[start SELECTED PASSAGE]

5/18/18
My New Boyfriend Has a Small Penis…At Least, It’s Small to Me

Dear Em & Lo,

About six months ago I broke up with my boyfriend of 18 months and have recently met someone new. The other day the new boy and I were engaging in some hands-on action which led me to discover that he nowhere near measured up to my ex. The new boy was around 4-6″. My problem is that I’m really worried about having sex with him because my ex was over 8″. I feel really disappointed and I know that 8″ is a high bar that’s been set. Am I bad person for thinking he has a small penis or should I go looking for something more? Why can’t good-looking men come with the measurements of their penis tattooed onto their wrist or something? The problems and surprises that would solve.

–Sizeist

Dear Sizeist,

We almost didn’t print your letter because of the emotional damage it might inflict on insecure men everywhere. It’s the secret fear that everyone — male and female — experiences at some point in their hook-up life: Am I being compared to my partner’s ex(es)? And if so, am I failing to measure up?

But on behalf of all the average-sized men out there, i.e. the vast majority of men, we highly recommend you give Mr. 4-6″ a chance. You’ve heard about society’s unfair expectation that women try to live up to impossible female beauty standards, right? Well, you’re doing the same thing, except with men and their dicks.

[end SELECTED PASSAGE]
[start ITEMS]

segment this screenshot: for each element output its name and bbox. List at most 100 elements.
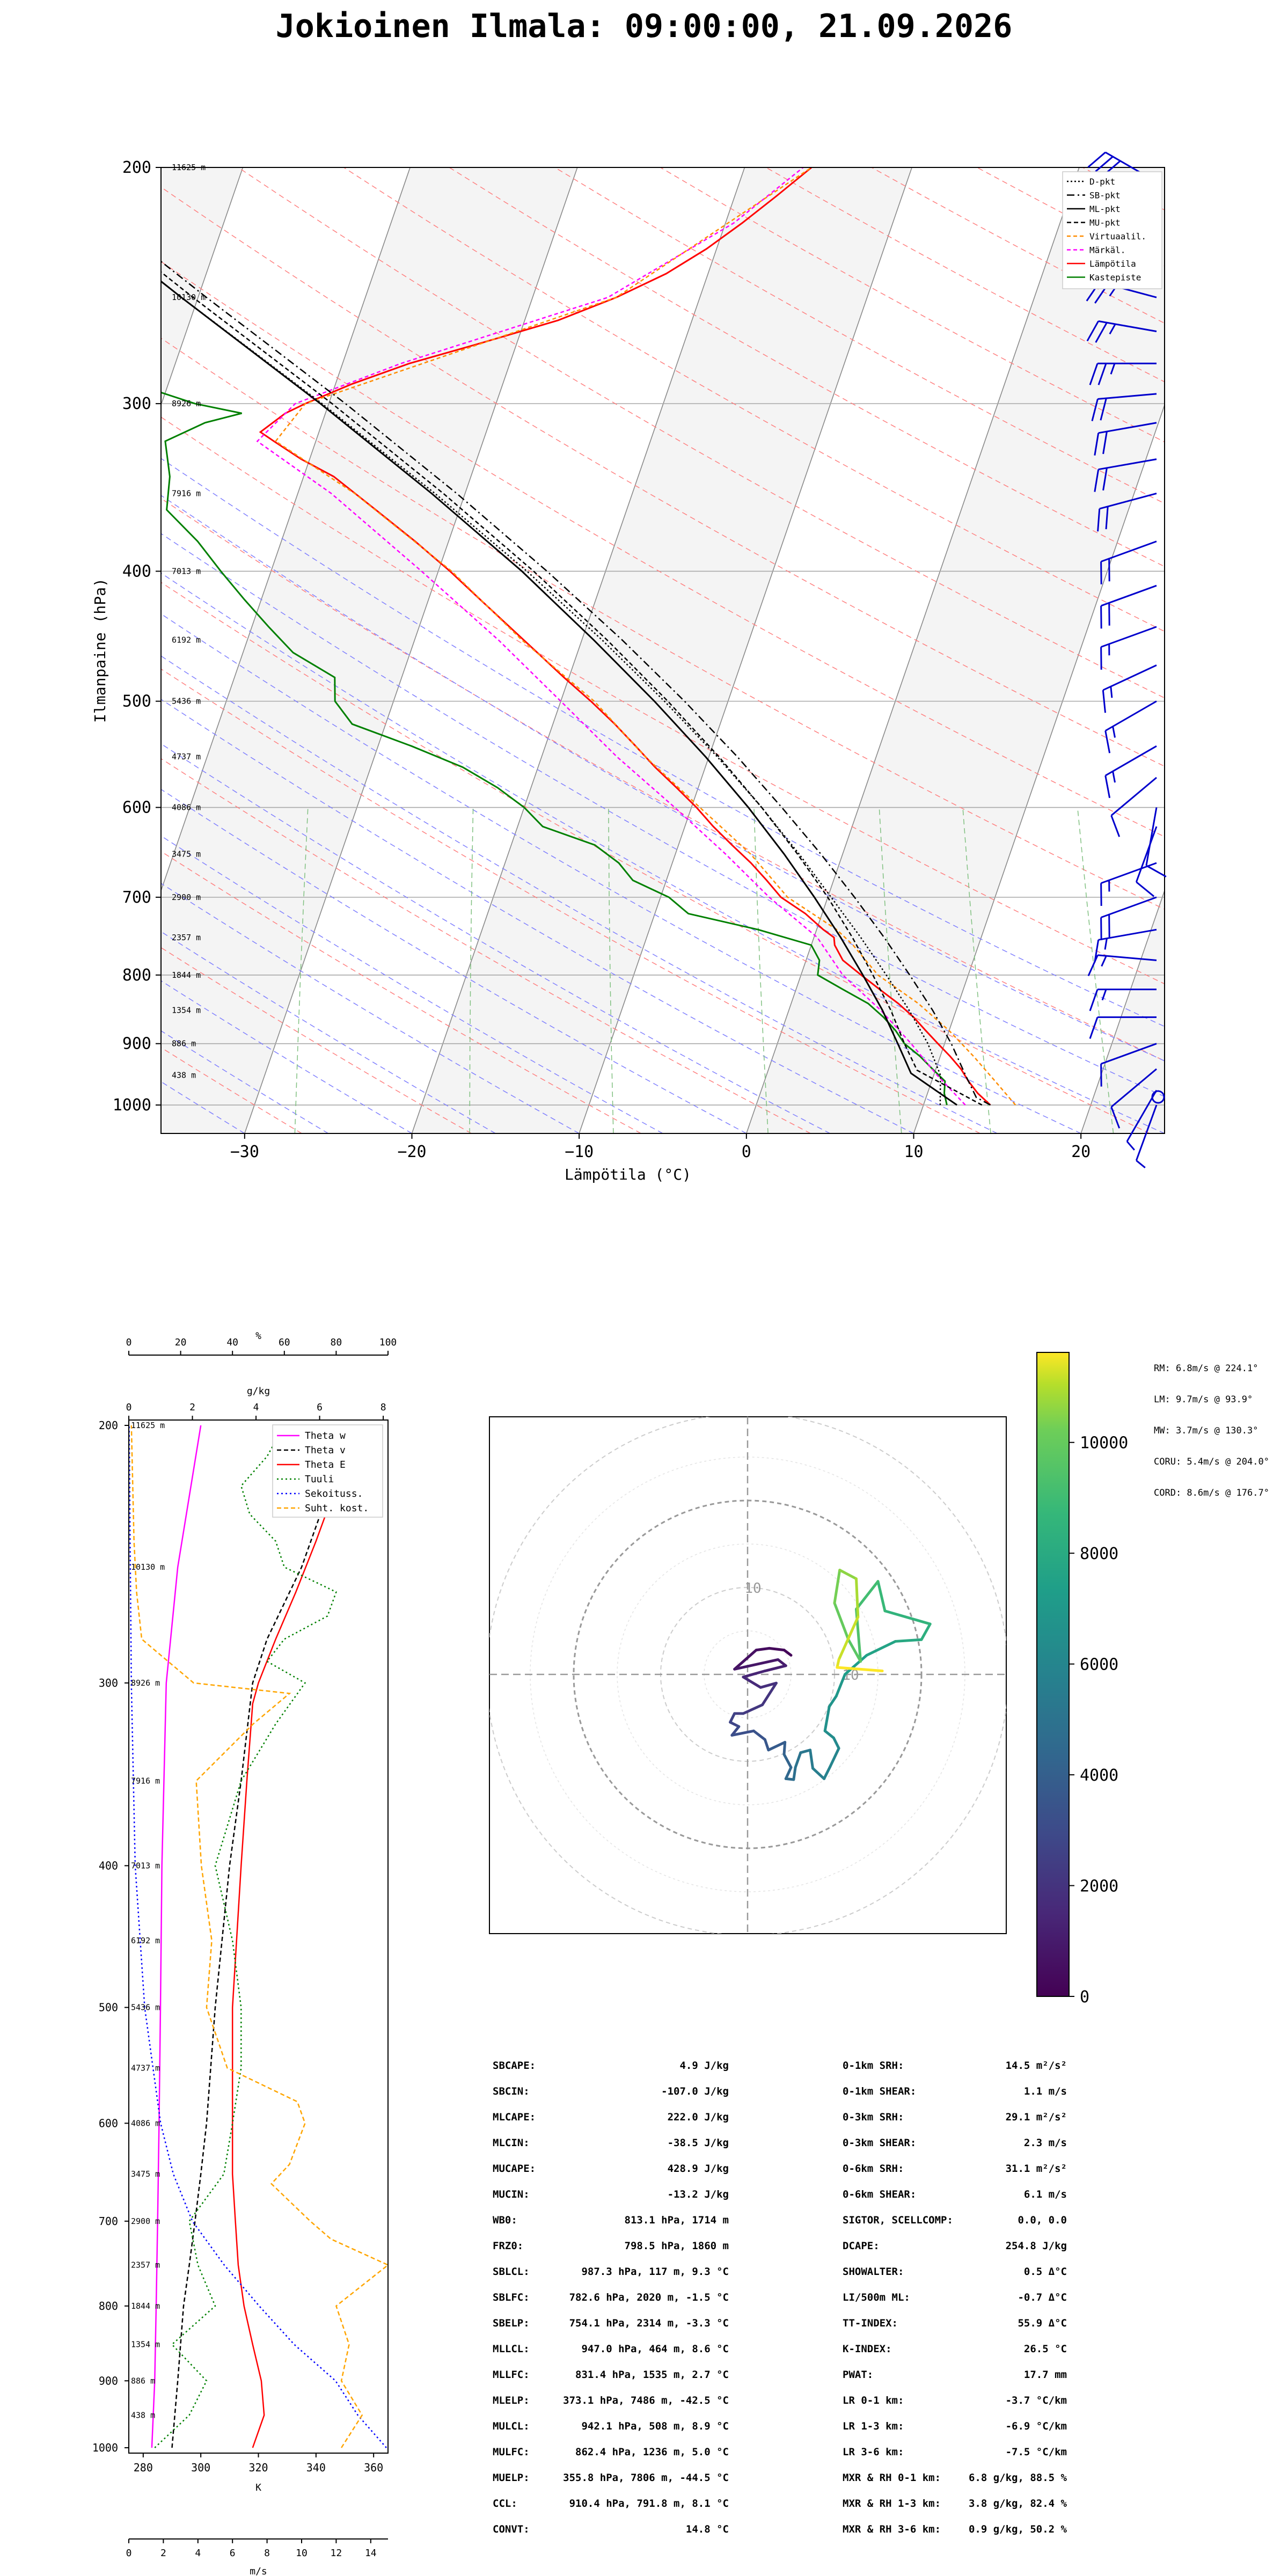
height-label: 886 m (131, 2376, 155, 2385)
stat-row: SIGTOR, SCELLCOMP: 0.0, 0.0 (843, 2214, 1067, 2236)
hodo-segment (742, 1703, 764, 1715)
ms-tick-label: 0 (126, 2548, 132, 2559)
stat-row: 0-6km SRH: 31.1 m²/s² (843, 2163, 1067, 2184)
gkg-tick-label: 8 (380, 1402, 386, 1413)
stat-row: SBELP: 754.1 hPa, 2314 m, -3.3 °C (493, 2317, 729, 2339)
stat-name: WB0: (493, 2214, 517, 2226)
stat-row: MLCIN: -38.5 J/kg (493, 2137, 729, 2158)
pct-tick-label: 100 (379, 1337, 397, 1348)
legend-box (272, 1424, 383, 1518)
stat-name: FRZ0: (493, 2240, 524, 2252)
moist-adiabat (161, 495, 1165, 1062)
wind-barb (1102, 664, 1157, 713)
hodo-info-value: 6.8m/s @ 224.1° (1170, 1363, 1258, 1374)
height-label: 886 m (172, 1039, 196, 1049)
legend-label: Lämpötila (1089, 259, 1136, 269)
height-label: 1354 m (131, 2340, 160, 2350)
hodo-segment (782, 1649, 793, 1657)
mixing-ratio-line (469, 807, 474, 1133)
wind-barb (1100, 584, 1157, 629)
wind-barb (1104, 700, 1157, 753)
stat-value: 355.8 hPa, 7806 m, -44.5 °C (563, 2472, 729, 2484)
stat-row: MLELP: 373.1 hPa, 7486 m, -42.5 °C (493, 2395, 729, 2416)
moist-adiabat (161, 458, 1165, 1027)
stat-row: SBLCL: 987.3 hPa, 117 m, 9.3 °C (493, 2266, 729, 2287)
hodo-segment (829, 1747, 840, 1768)
hodo-segment (823, 1705, 831, 1732)
mixing-ratio-line (962, 807, 991, 1133)
height-label: 1844 m (131, 2301, 160, 2311)
stat-name: TT-INDEX: (843, 2317, 898, 2329)
isotherm-band (412, 167, 912, 1133)
hodo-info-label: LM: (1154, 1394, 1170, 1405)
hodo-segment (855, 1580, 880, 1611)
stat-row: LI/500m ML: -0.7 Δ°C (843, 2292, 1067, 2313)
isotherm-band (746, 167, 1165, 1133)
x-tick-label: 280 (134, 2461, 153, 2474)
stat-name: MLCIN: (493, 2137, 530, 2149)
stat-value: 910.4 hPa, 791.8 m, 8.1 °C (569, 2498, 729, 2509)
dry-adiabat (554, 167, 1165, 504)
hodo-segment (883, 1609, 932, 1626)
hodo-info-label: RM: (1154, 1363, 1170, 1374)
isotherm-band (161, 167, 577, 1133)
moist-adiabat (161, 980, 412, 1133)
y-tick-label: 400 (122, 562, 151, 581)
x-tick-label: −30 (230, 1143, 259, 1161)
x-tick-label: 10 (904, 1143, 923, 1161)
hodo-segment (792, 1766, 797, 1781)
dry-adiabat (161, 582, 1150, 1133)
stat-name: SBCAPE: (493, 2060, 536, 2072)
stat-name: MLLFC: (493, 2369, 530, 2381)
mixing-ratio-line (879, 807, 902, 1133)
hodo-segment (733, 1649, 758, 1671)
gkg-tick-label: 4 (253, 1402, 259, 1413)
y-tick-label: 400 (99, 1859, 118, 1872)
height-label: 1844 m (172, 970, 201, 980)
legend-box (1062, 171, 1162, 289)
hodo-segment (761, 1681, 778, 1707)
legend-label: Theta E (305, 1459, 346, 1470)
x-tick-label: −20 (397, 1143, 426, 1161)
profile-series-theta-v (171, 1425, 360, 2448)
series-mu-pkt (161, 271, 983, 1106)
stat-row: TT-INDEX: 55.9 Δ°C (843, 2317, 1067, 2339)
hodo-segment (729, 1712, 736, 1724)
colorbar-tick-label: 6000 (1080, 1656, 1118, 1674)
y-tick-label: 200 (99, 1419, 118, 1432)
stat-value: 14.8 °C (685, 2523, 729, 2535)
hodo-info-row: MW: 3.7m/s @ 130.3° (1154, 1425, 1283, 1457)
stat-name: SBLCL: (493, 2266, 530, 2278)
dry-adiabat (161, 261, 1165, 837)
wind-barb (1145, 807, 1167, 877)
stat-row: SBCAPE: 4.9 J/kg (493, 2060, 729, 2081)
stat-value: 813.1 hPa, 1714 m (624, 2214, 729, 2226)
stat-row: 0-3km SRH: 29.1 m²/s² (843, 2111, 1067, 2133)
stat-row: MLLFC: 831.4 hPa, 1535 m, 2.7 °C (493, 2369, 729, 2390)
moist-adiabat (161, 572, 1165, 1133)
wind-barb (1094, 422, 1157, 456)
stat-value: 2.3 m/s (1023, 2137, 1067, 2149)
stat-row: SHOWALTER: 0.5 Δ°C (843, 2266, 1067, 2287)
isotherm (244, 167, 578, 1133)
stat-row: 0-1km SHEAR: 1.1 m/s (843, 2085, 1067, 2107)
stat-name: 0-6km SHEAR: (843, 2189, 917, 2200)
pct-tick-label: 80 (331, 1337, 342, 1348)
pct-tick-label: 20 (175, 1337, 187, 1348)
stat-row: MLCAPE: 222.0 J/kg (493, 2111, 729, 2133)
hodo-segment (733, 1658, 780, 1671)
height-label: 11625 m (172, 163, 206, 172)
wind-barb (1087, 954, 1157, 976)
height-label: 3475 m (172, 849, 201, 859)
hodo-info-label: CORU: (1154, 1457, 1182, 1467)
stat-value: 1.1 m/s (1023, 2085, 1067, 2097)
dry-adiabat (161, 947, 472, 1133)
stat-row: 0-1km SRH: 14.5 m²/s² (843, 2060, 1067, 2081)
stat-value: 373.1 hPa, 7486 m, -42.5 °C (563, 2395, 729, 2406)
stat-value: 6.8 g/kg, 88.5 % (968, 2472, 1067, 2484)
stat-row: LR 1-3 km: -6.9 °C/km (843, 2420, 1067, 2442)
stat-value: 26.5 °C (1023, 2343, 1067, 2355)
colorbar (1036, 1352, 1070, 1997)
height-label: 7013 m (172, 566, 201, 576)
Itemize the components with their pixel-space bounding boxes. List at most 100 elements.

[end ITEMS]

TO DO>
According to the advice column, how long ago did the letter writer break up with the previous boyfriend? The rows aren't needed for what comes next.

CORRECT OUTPUT>
About six months ago.